● **Work instructions**:
Count the lines that hold the string "Precipitation". Reply with the number alone.

● **Provided entries**:
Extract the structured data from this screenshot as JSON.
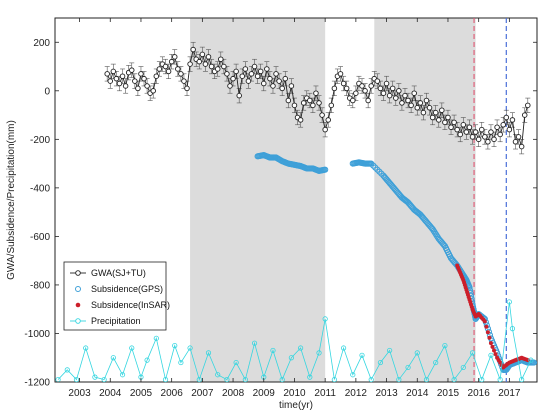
{
  "chart_data": {
    "type": "line",
    "xlabel": "time(yr)",
    "ylabel": "GWA/Subsidence/Precipitation(mm)",
    "xlim": [
      2002.2,
      2017.9
    ],
    "ylim": [
      -1200,
      300
    ],
    "x_ticks": [
      2003,
      2004,
      2005,
      2006,
      2007,
      2008,
      2009,
      2010,
      2011,
      2012,
      2013,
      2014,
      2015,
      2016,
      2017
    ],
    "y_ticks": [
      200,
      0,
      -200,
      -400,
      -600,
      -800,
      -1000,
      -1200
    ],
    "shaded_periods": [
      [
        2006.6,
        2011.0
      ],
      [
        2012.6,
        2015.9
      ]
    ],
    "vertical_lines": [
      {
        "x": 2015.85,
        "color": "#e0607a",
        "style": "dashed"
      },
      {
        "x": 2016.9,
        "color": "#4a6fd9",
        "style": "dashed"
      }
    ],
    "legend": {
      "position": "lower-left",
      "entries": [
        {
          "label": "GWA(SJ+TU)",
          "color": "#222222",
          "marker": "open-circle-line"
        },
        {
          "label": "Subsidence(GPS)",
          "color": "#3fa0d8",
          "marker": "open-circle"
        },
        {
          "label": "Subsidence(InSAR)",
          "color": "#cc1f2a",
          "marker": "filled-circle"
        },
        {
          "label": "Precipitation",
          "color": "#35d6e0",
          "marker": "open-circle-line"
        }
      ]
    },
    "series": [
      {
        "name": "GWA(SJ+TU)",
        "color": "#222222",
        "error_bar": 30,
        "x": [
          2003.9,
          2004.0,
          2004.1,
          2004.2,
          2004.3,
          2004.4,
          2004.5,
          2004.6,
          2004.7,
          2004.8,
          2004.9,
          2005.0,
          2005.1,
          2005.2,
          2005.3,
          2005.4,
          2005.5,
          2005.6,
          2005.7,
          2005.8,
          2005.9,
          2006.0,
          2006.1,
          2006.2,
          2006.3,
          2006.4,
          2006.5,
          2006.6,
          2006.7,
          2006.8,
          2006.9,
          2007.0,
          2007.1,
          2007.2,
          2007.3,
          2007.4,
          2007.5,
          2007.6,
          2007.7,
          2007.8,
          2007.9,
          2008.0,
          2008.1,
          2008.2,
          2008.3,
          2008.4,
          2008.5,
          2008.6,
          2008.7,
          2008.8,
          2008.9,
          2009.0,
          2009.1,
          2009.2,
          2009.3,
          2009.4,
          2009.5,
          2009.6,
          2009.7,
          2009.8,
          2009.9,
          2010.0,
          2010.1,
          2010.2,
          2010.3,
          2010.4,
          2010.5,
          2010.6,
          2010.7,
          2010.8,
          2010.9,
          2011.0,
          2011.1,
          2011.2,
          2011.3,
          2011.4,
          2011.5,
          2011.6,
          2011.7,
          2011.8,
          2011.9,
          2012.0,
          2012.1,
          2012.2,
          2012.3,
          2012.4,
          2012.5,
          2012.6,
          2012.7,
          2012.8,
          2012.9,
          2013.0,
          2013.1,
          2013.2,
          2013.3,
          2013.4,
          2013.5,
          2013.6,
          2013.7,
          2013.8,
          2013.9,
          2014.0,
          2014.1,
          2014.2,
          2014.3,
          2014.4,
          2014.5,
          2014.6,
          2014.7,
          2014.8,
          2014.9,
          2015.0,
          2015.1,
          2015.2,
          2015.3,
          2015.4,
          2015.5,
          2015.6,
          2015.7,
          2015.8,
          2015.9,
          2016.0,
          2016.1,
          2016.2,
          2016.3,
          2016.4,
          2016.5,
          2016.6,
          2016.7,
          2016.8,
          2016.9,
          2017.0,
          2017.1,
          2017.2,
          2017.3,
          2017.4,
          2017.5,
          2017.6
        ],
        "values": [
          70,
          40,
          80,
          50,
          30,
          60,
          20,
          75,
          85,
          40,
          10,
          70,
          50,
          20,
          -10,
          0,
          60,
          90,
          110,
          100,
          80,
          120,
          140,
          90,
          70,
          40,
          10,
          110,
          170,
          130,
          120,
          150,
          110,
          140,
          100,
          80,
          90,
          130,
          100,
          70,
          20,
          50,
          80,
          -20,
          60,
          90,
          40,
          70,
          100,
          60,
          80,
          30,
          90,
          50,
          20,
          70,
          40,
          10,
          50,
          -40,
          20,
          -60,
          -110,
          -120,
          -50,
          -30,
          -40,
          -60,
          -10,
          -50,
          -100,
          -160,
          -120,
          -60,
          10,
          60,
          70,
          30,
          10,
          -30,
          -40,
          -10,
          30,
          20,
          0,
          -40,
          20,
          50,
          40,
          10,
          -10,
          30,
          -20,
          10,
          -30,
          0,
          -50,
          -20,
          -40,
          -60,
          -10,
          -70,
          -50,
          -90,
          -40,
          -70,
          -110,
          -90,
          -120,
          -80,
          -130,
          -110,
          -150,
          -130,
          -160,
          -180,
          -140,
          -170,
          -150,
          -190,
          -170,
          -200,
          -160,
          -190,
          -210,
          -170,
          -200,
          -150,
          -180,
          -140,
          -110,
          -160,
          -120,
          -210,
          -190,
          -230,
          -100,
          -60
        ]
      },
      {
        "name": "Subsidence(GPS)",
        "color": "#3fa0d8",
        "x": [
          2008.8,
          2009.0,
          2009.2,
          2009.4,
          2009.6,
          2009.8,
          2010.0,
          2010.2,
          2010.4,
          2010.6,
          2010.8,
          2011.0,
          2011.9,
          2012.1,
          2012.3,
          2012.5,
          2012.9,
          2013.1,
          2013.3,
          2013.5,
          2013.7,
          2013.9,
          2014.1,
          2014.3,
          2014.5,
          2014.7,
          2014.9,
          2015.1,
          2015.3,
          2015.5,
          2015.6,
          2015.7,
          2015.8,
          2015.9,
          2016.0,
          2016.2,
          2016.4,
          2016.6,
          2016.8,
          2016.9,
          2017.0,
          2017.2,
          2017.4,
          2017.6,
          2017.8
        ],
        "values": [
          -270,
          -265,
          -275,
          -275,
          -290,
          -300,
          -305,
          -310,
          -320,
          -320,
          -330,
          -325,
          -300,
          -295,
          -300,
          -300,
          -350,
          -380,
          -410,
          -440,
          -460,
          -490,
          -510,
          -540,
          -570,
          -610,
          -640,
          -690,
          -720,
          -760,
          -780,
          -810,
          -880,
          -940,
          -920,
          -940,
          -1020,
          -1080,
          -1150,
          -1150,
          -1130,
          -1120,
          -1110,
          -1120,
          -1120
        ]
      },
      {
        "name": "Subsidence(InSAR)",
        "color": "#cc1f2a",
        "x": [
          2015.3,
          2015.4,
          2015.5,
          2015.6,
          2015.7,
          2015.8,
          2015.9,
          2016.0,
          2016.2,
          2016.4,
          2016.6,
          2016.8,
          2017.0,
          2017.2,
          2017.4,
          2017.6
        ],
        "values": [
          -720,
          -750,
          -780,
          -820,
          -860,
          -900,
          -930,
          -920,
          -950,
          -1040,
          -1100,
          -1140,
          -1120,
          -1110,
          -1100,
          -1110
        ]
      },
      {
        "name": "Precipitation",
        "color": "#35d6e0",
        "x": [
          2002.3,
          2002.6,
          2002.9,
          2003.2,
          2003.5,
          2003.8,
          2004.1,
          2004.4,
          2004.7,
          2005.0,
          2005.2,
          2005.5,
          2005.8,
          2006.1,
          2006.3,
          2006.6,
          2006.9,
          2007.2,
          2007.5,
          2007.8,
          2008.1,
          2008.4,
          2008.7,
          2009.0,
          2009.3,
          2009.6,
          2009.9,
          2010.2,
          2010.5,
          2010.8,
          2011.0,
          2011.3,
          2011.6,
          2011.9,
          2012.2,
          2012.5,
          2012.8,
          2013.1,
          2013.4,
          2013.7,
          2014.0,
          2014.3,
          2014.6,
          2014.9,
          2015.2,
          2015.5,
          2015.8,
          2016.1,
          2016.4,
          2016.7,
          2017.0,
          2017.1,
          2017.4,
          2017.7
        ],
        "values": [
          -1190,
          -1150,
          -1190,
          -1060,
          -1180,
          -1190,
          -1100,
          -1170,
          -1060,
          -1180,
          -1110,
          -1020,
          -1190,
          -1050,
          -1120,
          -1060,
          -1190,
          -1080,
          -1170,
          -1190,
          -1120,
          -1190,
          -1040,
          -1180,
          -1070,
          -1190,
          -1100,
          -1060,
          -1180,
          -1080,
          -940,
          -1190,
          -1060,
          -1170,
          -1090,
          -1190,
          -1120,
          -1070,
          -1190,
          -1140,
          -1080,
          -1190,
          -1120,
          -1050,
          -1190,
          -1140,
          -1080,
          -1190,
          -1090,
          -1190,
          -870,
          -980,
          -1190,
          -1110
        ]
      }
    ]
  }
}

● **Response to this task**:
3